Data provided:
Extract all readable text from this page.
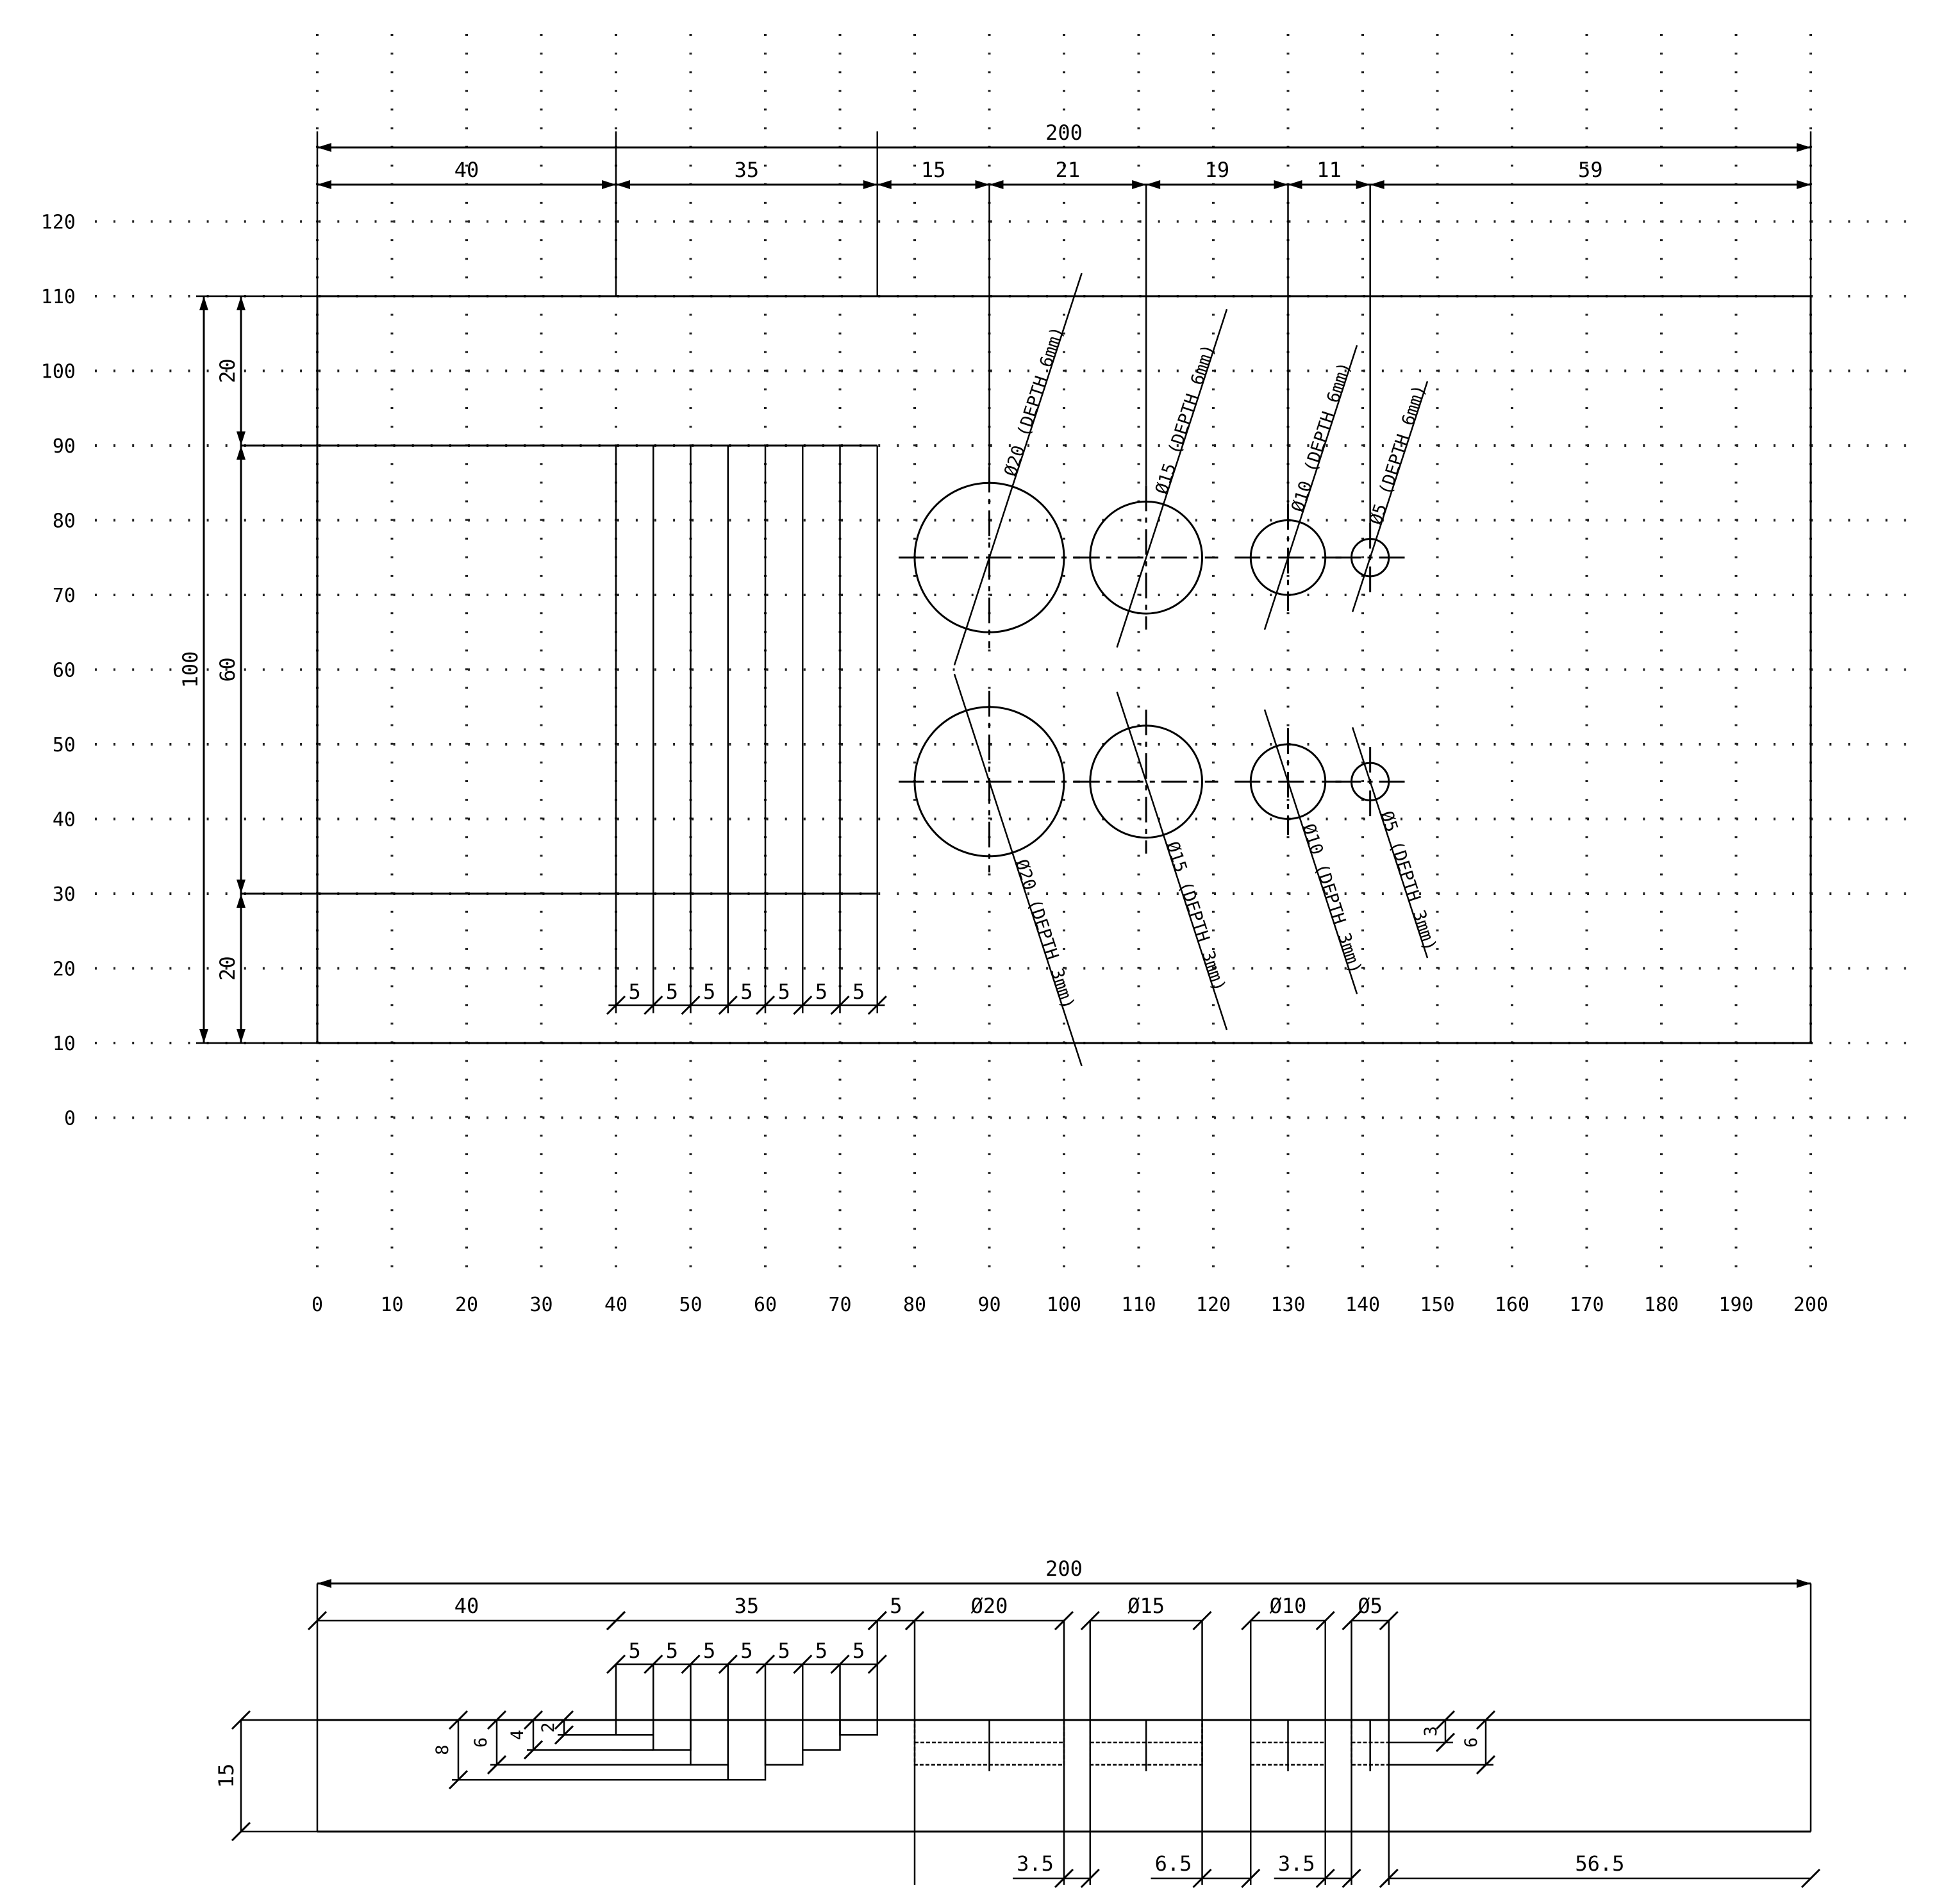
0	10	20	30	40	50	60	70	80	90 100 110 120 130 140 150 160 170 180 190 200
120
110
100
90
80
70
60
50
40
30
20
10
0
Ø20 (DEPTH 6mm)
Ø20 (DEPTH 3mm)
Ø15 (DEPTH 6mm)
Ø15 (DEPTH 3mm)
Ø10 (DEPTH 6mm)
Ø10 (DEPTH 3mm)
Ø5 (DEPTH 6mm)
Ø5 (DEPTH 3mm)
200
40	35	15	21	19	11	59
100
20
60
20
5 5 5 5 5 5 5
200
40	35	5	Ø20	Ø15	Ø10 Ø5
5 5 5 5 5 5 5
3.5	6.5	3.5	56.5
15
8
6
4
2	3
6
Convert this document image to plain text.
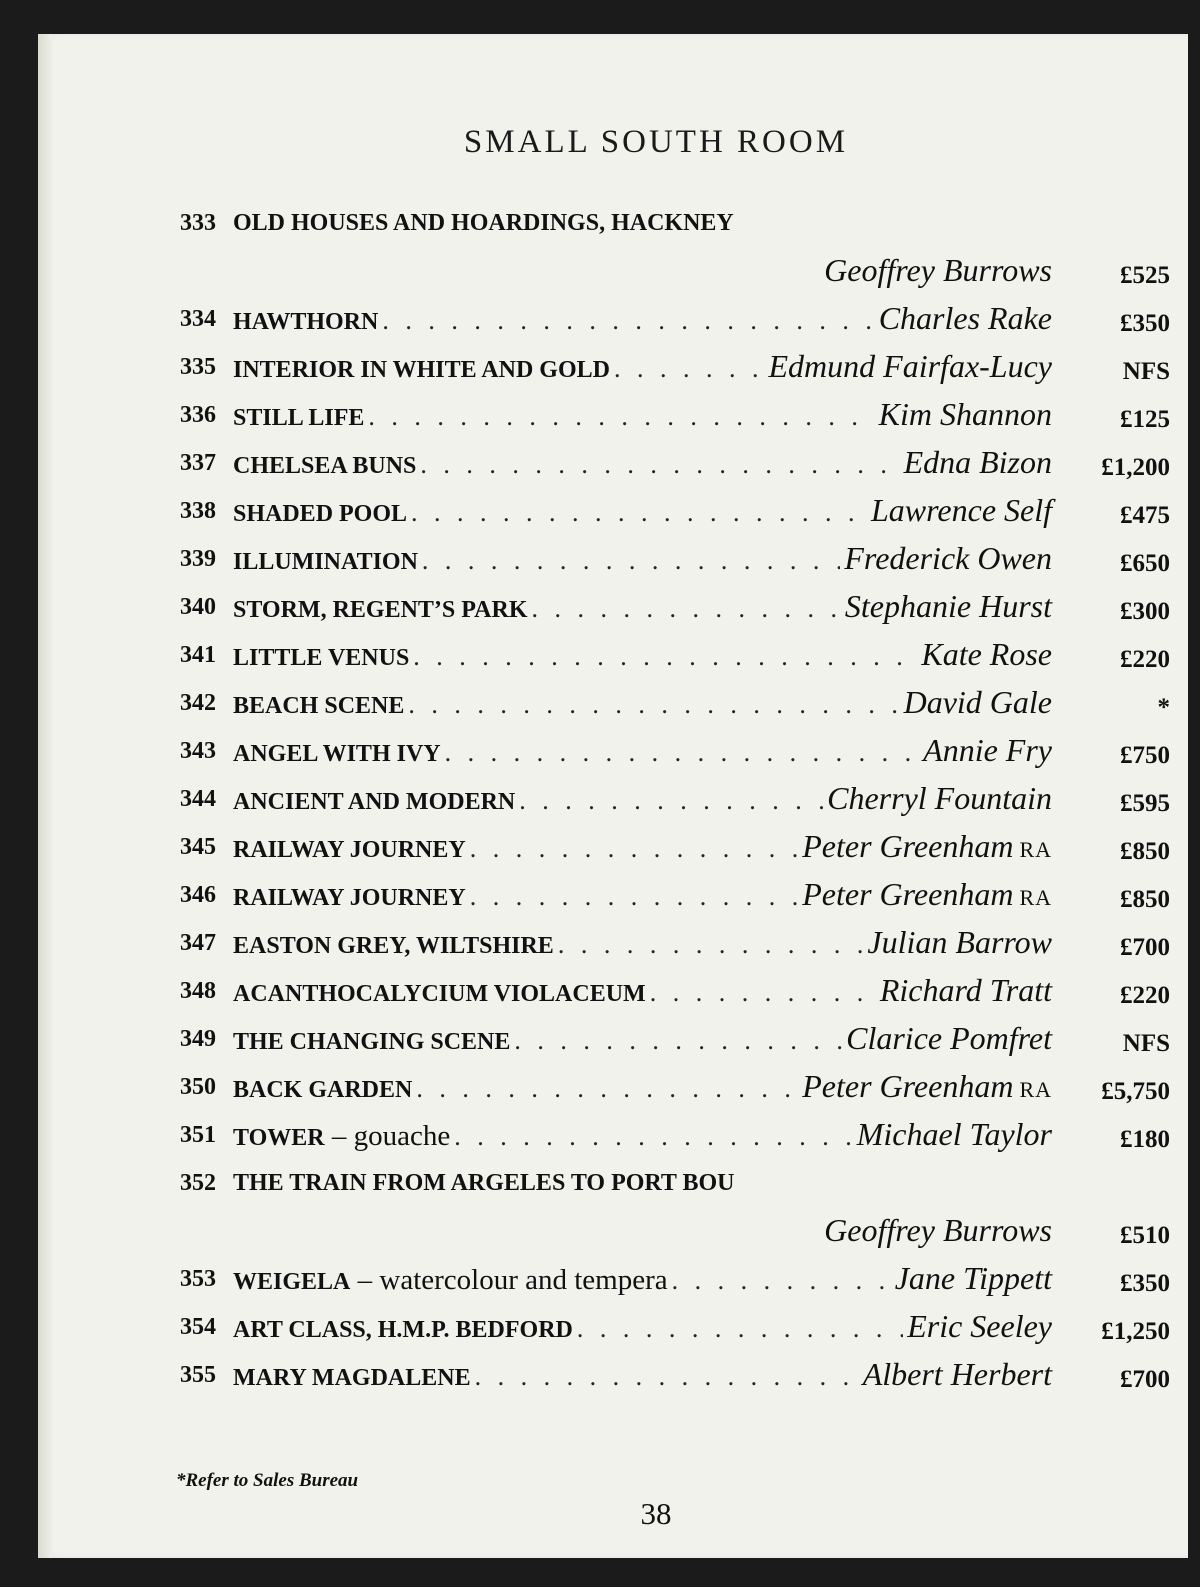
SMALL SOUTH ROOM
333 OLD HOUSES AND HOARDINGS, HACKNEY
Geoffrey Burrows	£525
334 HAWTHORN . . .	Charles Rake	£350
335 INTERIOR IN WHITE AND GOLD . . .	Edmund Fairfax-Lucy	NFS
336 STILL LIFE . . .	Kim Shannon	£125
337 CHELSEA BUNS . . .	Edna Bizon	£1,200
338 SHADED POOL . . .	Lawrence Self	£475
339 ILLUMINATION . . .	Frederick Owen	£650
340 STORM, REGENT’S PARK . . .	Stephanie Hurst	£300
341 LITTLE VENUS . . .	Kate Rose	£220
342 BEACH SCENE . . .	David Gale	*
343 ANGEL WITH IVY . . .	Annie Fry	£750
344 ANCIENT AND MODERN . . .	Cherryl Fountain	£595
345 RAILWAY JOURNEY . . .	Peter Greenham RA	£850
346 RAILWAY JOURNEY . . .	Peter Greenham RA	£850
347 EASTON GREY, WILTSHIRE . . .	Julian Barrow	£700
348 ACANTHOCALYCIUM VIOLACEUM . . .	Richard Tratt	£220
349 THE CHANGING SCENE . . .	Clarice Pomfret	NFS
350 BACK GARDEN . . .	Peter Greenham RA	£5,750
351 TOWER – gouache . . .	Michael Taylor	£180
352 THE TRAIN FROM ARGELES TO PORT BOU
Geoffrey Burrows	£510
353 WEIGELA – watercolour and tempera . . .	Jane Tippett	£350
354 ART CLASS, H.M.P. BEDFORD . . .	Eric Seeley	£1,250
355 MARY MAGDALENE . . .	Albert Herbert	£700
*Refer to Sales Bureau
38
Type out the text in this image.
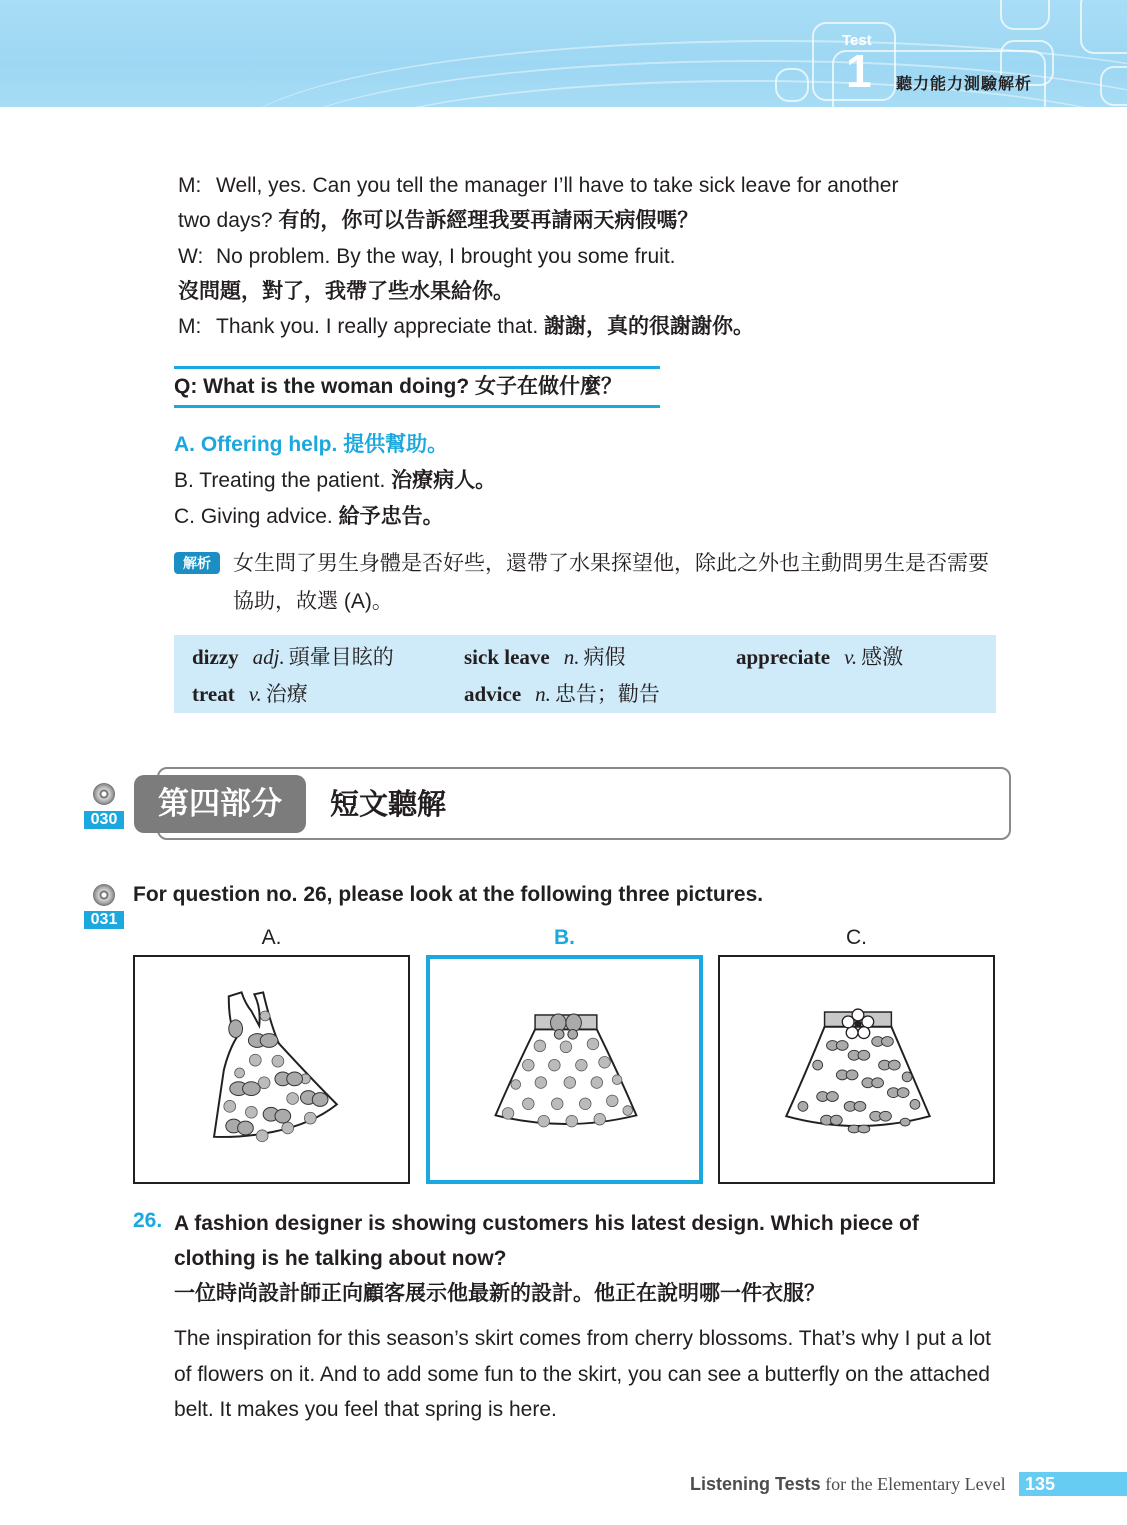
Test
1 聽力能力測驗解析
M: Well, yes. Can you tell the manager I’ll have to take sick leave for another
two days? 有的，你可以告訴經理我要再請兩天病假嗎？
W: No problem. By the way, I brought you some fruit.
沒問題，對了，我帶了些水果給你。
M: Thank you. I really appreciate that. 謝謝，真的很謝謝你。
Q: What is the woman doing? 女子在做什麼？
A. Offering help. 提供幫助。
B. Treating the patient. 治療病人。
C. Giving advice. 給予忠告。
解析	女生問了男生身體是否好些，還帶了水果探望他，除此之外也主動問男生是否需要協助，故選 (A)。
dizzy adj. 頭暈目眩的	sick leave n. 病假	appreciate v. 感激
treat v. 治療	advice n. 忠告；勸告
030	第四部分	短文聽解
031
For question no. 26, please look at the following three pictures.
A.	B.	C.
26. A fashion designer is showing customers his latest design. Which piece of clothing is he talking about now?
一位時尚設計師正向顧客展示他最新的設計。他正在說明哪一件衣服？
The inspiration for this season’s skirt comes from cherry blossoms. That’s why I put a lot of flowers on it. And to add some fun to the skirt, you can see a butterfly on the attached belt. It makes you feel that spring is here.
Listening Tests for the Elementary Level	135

Task to carry out:
Set down every entry word for word, but omit the pictures.

Written solution:
Extract all readable text from this page.
0	10	20	30	40	50	60	70	80	90 100 110 120 130 140 150 160 170 180 190 200
120
110
100
90
80
70
60
50
40
30
20
10
0
Ø20 (DEPTH 6mm)
Ø20 (DEPTH 3mm)
Ø15 (DEPTH 6mm)
Ø15 (DEPTH 3mm)
Ø10 (DEPTH 6mm)
Ø10 (DEPTH 3mm)
Ø5 (DEPTH 6mm)
Ø5 (DEPTH 3mm)
200
40	35	15	21	19	11	59
100
20
60
20
5 5 5 5 5 5 5
200
40	35	5	Ø20	Ø15	Ø10 Ø5
5 5 5 5 5 5 5
3.5	6.5	3.5	56.5
15
8
6
4
2	3
6
Convert this document image to plain text.
SMALL SOUTH ROOM
333 OLD HOUSES AND HOARDINGS, HACKNEY
Geoffrey Burrows	£525
334 HAWTHORN . . .	Charles Rake	£350
335 INTERIOR IN WHITE AND GOLD . . .	Edmund Fairfax-Lucy	NFS
336 STILL LIFE . . .	Kim Shannon	£125
337 CHELSEA BUNS . . .	Edna Bizon	£1,200
338 SHADED POOL . . .	Lawrence Self	£475
339 ILLUMINATION . . .	Frederick Owen	£650
340 STORM, REGENT’S PARK . . .	Stephanie Hurst	£300
341 LITTLE VENUS . . .	Kate Rose	£220
342 BEACH SCENE . . .	David Gale	*
343 ANGEL WITH IVY . . .	Annie Fry	£750
344 ANCIENT AND MODERN . . .	Cherryl Fountain	£595
345 RAILWAY JOURNEY . . .	Peter Greenham RA	£850
346 RAILWAY JOURNEY . . .	Peter Greenham RA	£850
347 EASTON GREY, WILTSHIRE . . .	Julian Barrow	£700
348 ACANTHOCALYCIUM VIOLACEUM . . .	Richard Tratt	£220
349 THE CHANGING SCENE . . .	Clarice Pomfret	NFS
350 BACK GARDEN . . .	Peter Greenham RA	£5,750
351 TOWER – gouache . . .	Michael Taylor	£180
352 THE TRAIN FROM ARGELES TO PORT BOU
Geoffrey Burrows	£510
353 WEIGELA – watercolour and tempera . . .	Jane Tippett	£350
354 ART CLASS, H.M.P. BEDFORD . . .	Eric Seeley	£1,250
355 MARY MAGDALENE . . .	Albert Herbert	£700
*Refer to Sales Bureau
38
Type out the text in this image.
Test
1 聽力能力測驗解析
M: Well, yes. Can you tell the manager I’ll have to take sick leave for another
two days? 有的，你可以告訴經理我要再請兩天病假嗎？
W: No problem. By the way, I brought you some fruit.
沒問題，對了，我帶了些水果給你。
M: Thank you. I really appreciate that. 謝謝，真的很謝謝你。
Q: What is the woman doing? 女子在做什麼？
A. Offering help. 提供幫助。
B. Treating the patient. 治療病人。
C. Giving advice. 給予忠告。
解析	女生問了男生身體是否好些，還帶了水果探望他，除此之外也主動問男生是否需要協助，故選 (A)。
dizzy adj. 頭暈目眩的	sick leave n. 病假	appreciate v. 感激
treat v. 治療	advice n. 忠告；勸告
030	第四部分	短文聽解
031
For question no. 26, please look at the following three pictures.
A.	B.	C.
26. A fashion designer is showing customers his latest design. Which piece of clothing is he talking about now?
一位時尚設計師正向顧客展示他最新的設計。他正在說明哪一件衣服？
The inspiration for this season’s skirt comes from cherry blossoms. That’s why I put a lot of flowers on it. And to add some fun to the skirt, you can see a butterfly on the attached belt. It makes you feel that spring is here.
Listening Tests for the Elementary Level	135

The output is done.